-- INFORMATION SHOWN start --
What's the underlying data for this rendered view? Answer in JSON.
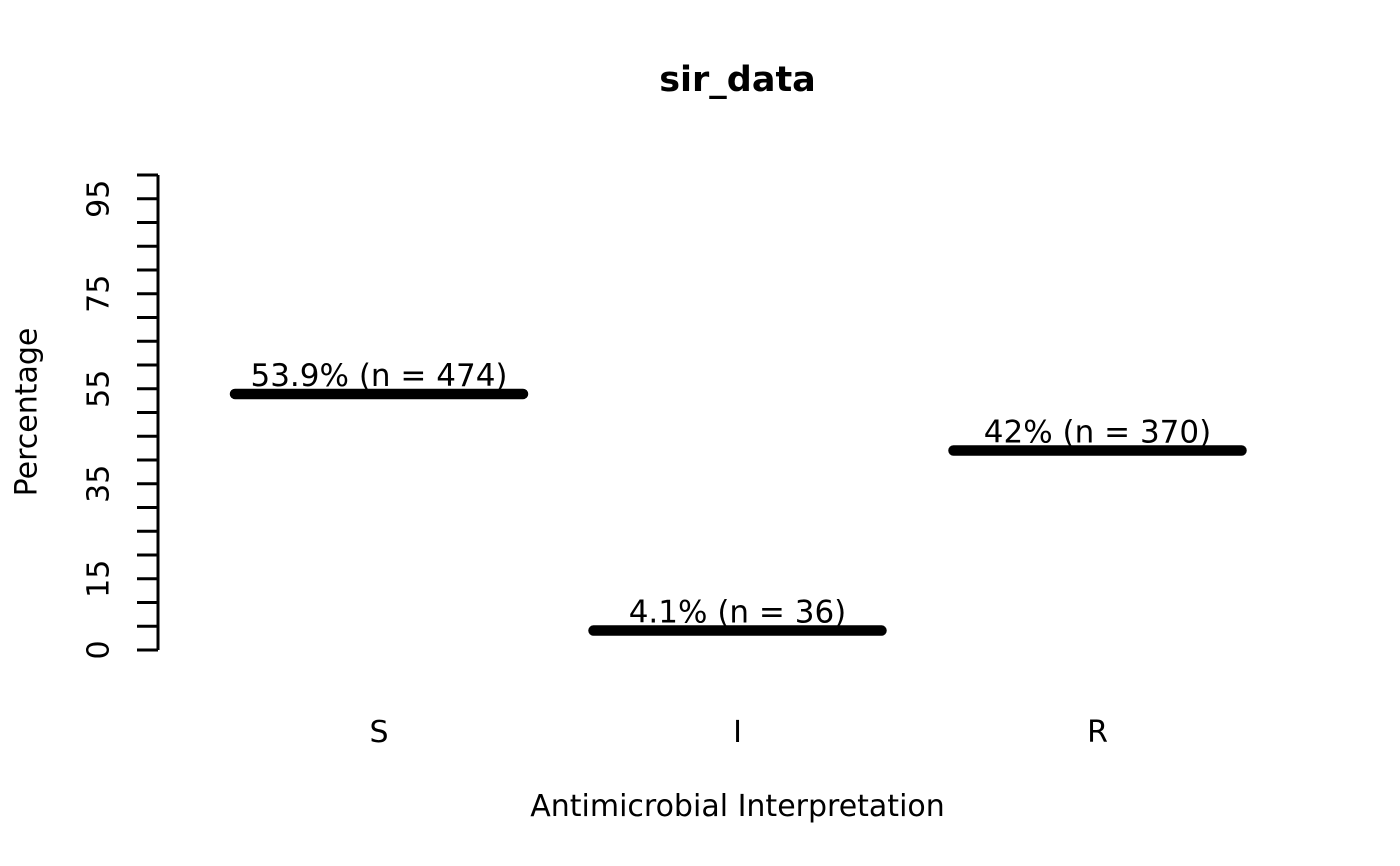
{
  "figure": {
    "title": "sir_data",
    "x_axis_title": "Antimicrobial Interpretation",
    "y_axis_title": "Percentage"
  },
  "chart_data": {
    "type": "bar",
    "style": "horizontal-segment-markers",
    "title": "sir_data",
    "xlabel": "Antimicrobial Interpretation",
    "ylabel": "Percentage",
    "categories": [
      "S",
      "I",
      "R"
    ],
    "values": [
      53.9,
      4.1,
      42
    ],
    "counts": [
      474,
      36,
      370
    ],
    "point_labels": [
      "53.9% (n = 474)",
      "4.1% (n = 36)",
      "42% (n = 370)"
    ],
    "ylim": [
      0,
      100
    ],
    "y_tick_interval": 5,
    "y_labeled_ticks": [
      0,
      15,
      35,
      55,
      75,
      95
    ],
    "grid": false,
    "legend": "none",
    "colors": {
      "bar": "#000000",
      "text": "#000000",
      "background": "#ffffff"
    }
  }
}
-- INFORMATION SHOWN end --
-- INFORMATION SHOWN start --
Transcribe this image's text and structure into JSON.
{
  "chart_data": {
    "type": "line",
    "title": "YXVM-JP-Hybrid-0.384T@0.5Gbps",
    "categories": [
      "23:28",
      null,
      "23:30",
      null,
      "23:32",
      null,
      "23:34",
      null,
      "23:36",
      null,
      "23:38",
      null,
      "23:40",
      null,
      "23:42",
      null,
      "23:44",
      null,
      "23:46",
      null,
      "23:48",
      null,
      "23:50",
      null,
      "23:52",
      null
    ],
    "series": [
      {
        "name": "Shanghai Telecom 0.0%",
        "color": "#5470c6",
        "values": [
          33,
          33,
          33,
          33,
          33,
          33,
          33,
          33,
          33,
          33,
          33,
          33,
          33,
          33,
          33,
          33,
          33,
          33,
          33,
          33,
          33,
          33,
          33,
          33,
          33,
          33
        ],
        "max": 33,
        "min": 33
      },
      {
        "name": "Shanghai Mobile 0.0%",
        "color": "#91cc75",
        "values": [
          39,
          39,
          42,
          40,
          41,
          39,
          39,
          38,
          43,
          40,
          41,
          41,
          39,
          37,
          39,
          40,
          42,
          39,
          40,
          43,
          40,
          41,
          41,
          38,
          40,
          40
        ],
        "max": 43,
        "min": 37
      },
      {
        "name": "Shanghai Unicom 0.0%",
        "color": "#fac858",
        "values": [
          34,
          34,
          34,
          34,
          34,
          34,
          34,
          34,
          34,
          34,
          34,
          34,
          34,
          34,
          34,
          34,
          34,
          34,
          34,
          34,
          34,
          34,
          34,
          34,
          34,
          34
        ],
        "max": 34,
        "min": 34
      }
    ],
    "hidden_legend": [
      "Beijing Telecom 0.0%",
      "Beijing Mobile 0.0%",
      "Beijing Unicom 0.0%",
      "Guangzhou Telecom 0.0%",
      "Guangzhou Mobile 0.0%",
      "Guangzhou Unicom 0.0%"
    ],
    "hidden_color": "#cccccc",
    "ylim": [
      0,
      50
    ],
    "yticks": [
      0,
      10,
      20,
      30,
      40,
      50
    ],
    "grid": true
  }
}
-- INFORMATION SHOWN end --
*WHAT YOU HAVE TO DO*: Count the lines that include the word "Mobile" and state the result as a bare number.

*RESULT FOR THIS EXERCISE*: 3